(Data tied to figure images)
■ ■ ■ ■ ■
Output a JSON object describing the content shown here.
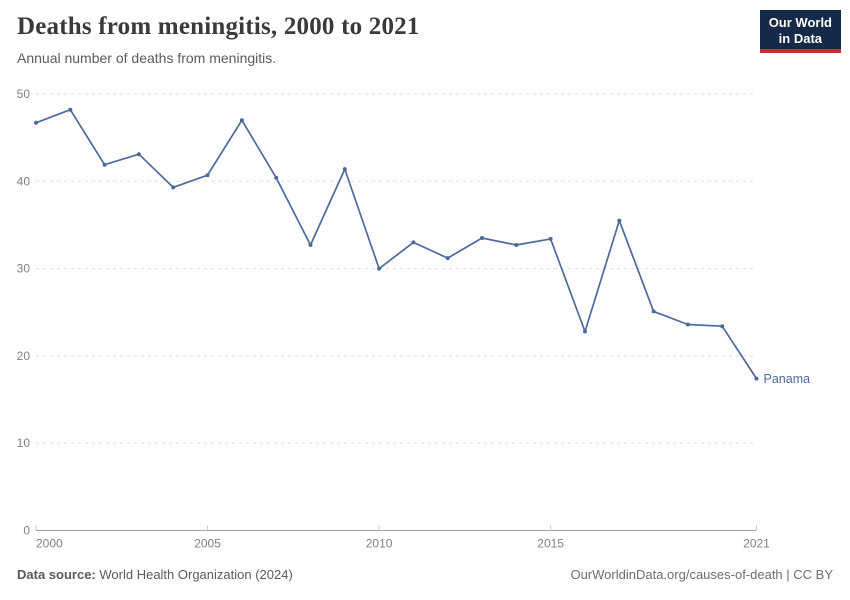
{
  "header": {
    "title": "Deaths from meningitis, 2000 to 2021",
    "subtitle": "Annual number of deaths from meningitis."
  },
  "logo": {
    "line1": "Our World",
    "line2": "in Data",
    "bg_color": "#152949",
    "accent_color": "#CE2E31"
  },
  "chart_data": {
    "type": "line",
    "title": "Deaths from meningitis, 2000 to 2021",
    "subtitle": "Annual number of deaths from meningitis.",
    "xlabel": "",
    "ylabel": "",
    "xlim": [
      2000,
      2021
    ],
    "ylim": [
      0,
      50
    ],
    "grid": "horizontal-dashed",
    "legend_position": "end-of-line",
    "x_ticks": [
      2000,
      2005,
      2010,
      2015,
      2021
    ],
    "y_ticks": [
      0,
      10,
      20,
      30,
      40,
      50
    ],
    "x": [
      2000,
      2001,
      2002,
      2003,
      2004,
      2005,
      2006,
      2007,
      2008,
      2009,
      2010,
      2011,
      2012,
      2013,
      2014,
      2015,
      2016,
      2017,
      2018,
      2019,
      2020,
      2021
    ],
    "series": [
      {
        "name": "Panama",
        "color": "#4C6A9D",
        "values": [
          46.7,
          48.2,
          41.9,
          43.1,
          39.3,
          40.7,
          47.0,
          40.4,
          32.7,
          41.4,
          30.0,
          33.0,
          31.2,
          33.5,
          32.7,
          33.4,
          22.8,
          35.5,
          25.1,
          23.6,
          23.4,
          17.4
        ]
      }
    ]
  },
  "colors": {
    "line": "#4C6A9D",
    "gridline": "#dedede",
    "axis": "#a3a3a3",
    "tick": "#c8c8c8",
    "tick_label": "#808080",
    "title": "#3a3a3a",
    "subtitle": "#5b5b5b"
  },
  "footer": {
    "source_label": "Data source:",
    "source_value": "World Health Organization (2024)",
    "credit": "OurWorldinData.org/causes-of-death | CC BY"
  }
}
■ ■ ■ ■ ■
• SET TASK:
Quote every line of the records above exactly; no picture is to be copied.

• PROBLEM SOLUTION:
Output a JSON object describing the content shown here.
{
  "header": {
    "title": "Deaths from meningitis, 2000 to 2021",
    "subtitle": "Annual number of deaths from meningitis."
  },
  "logo": {
    "line1": "Our World",
    "line2": "in Data",
    "bg_color": "#152949",
    "accent_color": "#CE2E31"
  },
  "chart_data": {
    "type": "line",
    "title": "Deaths from meningitis, 2000 to 2021",
    "subtitle": "Annual number of deaths from meningitis.",
    "xlabel": "",
    "ylabel": "",
    "xlim": [
      2000,
      2021
    ],
    "ylim": [
      0,
      50
    ],
    "grid": "horizontal-dashed",
    "legend_position": "end-of-line",
    "x_ticks": [
      2000,
      2005,
      2010,
      2015,
      2021
    ],
    "y_ticks": [
      0,
      10,
      20,
      30,
      40,
      50
    ],
    "x": [
      2000,
      2001,
      2002,
      2003,
      2004,
      2005,
      2006,
      2007,
      2008,
      2009,
      2010,
      2011,
      2012,
      2013,
      2014,
      2015,
      2016,
      2017,
      2018,
      2019,
      2020,
      2021
    ],
    "series": [
      {
        "name": "Panama",
        "color": "#4C6A9D",
        "values": [
          46.7,
          48.2,
          41.9,
          43.1,
          39.3,
          40.7,
          47.0,
          40.4,
          32.7,
          41.4,
          30.0,
          33.0,
          31.2,
          33.5,
          32.7,
          33.4,
          22.8,
          35.5,
          25.1,
          23.6,
          23.4,
          17.4
        ]
      }
    ]
  },
  "colors": {
    "line": "#4C6A9D",
    "gridline": "#dedede",
    "axis": "#a3a3a3",
    "tick": "#c8c8c8",
    "tick_label": "#808080",
    "title": "#3a3a3a",
    "subtitle": "#5b5b5b"
  },
  "footer": {
    "source_label": "Data source:",
    "source_value": "World Health Organization (2024)",
    "credit": "OurWorldinData.org/causes-of-death | CC BY"
  }
}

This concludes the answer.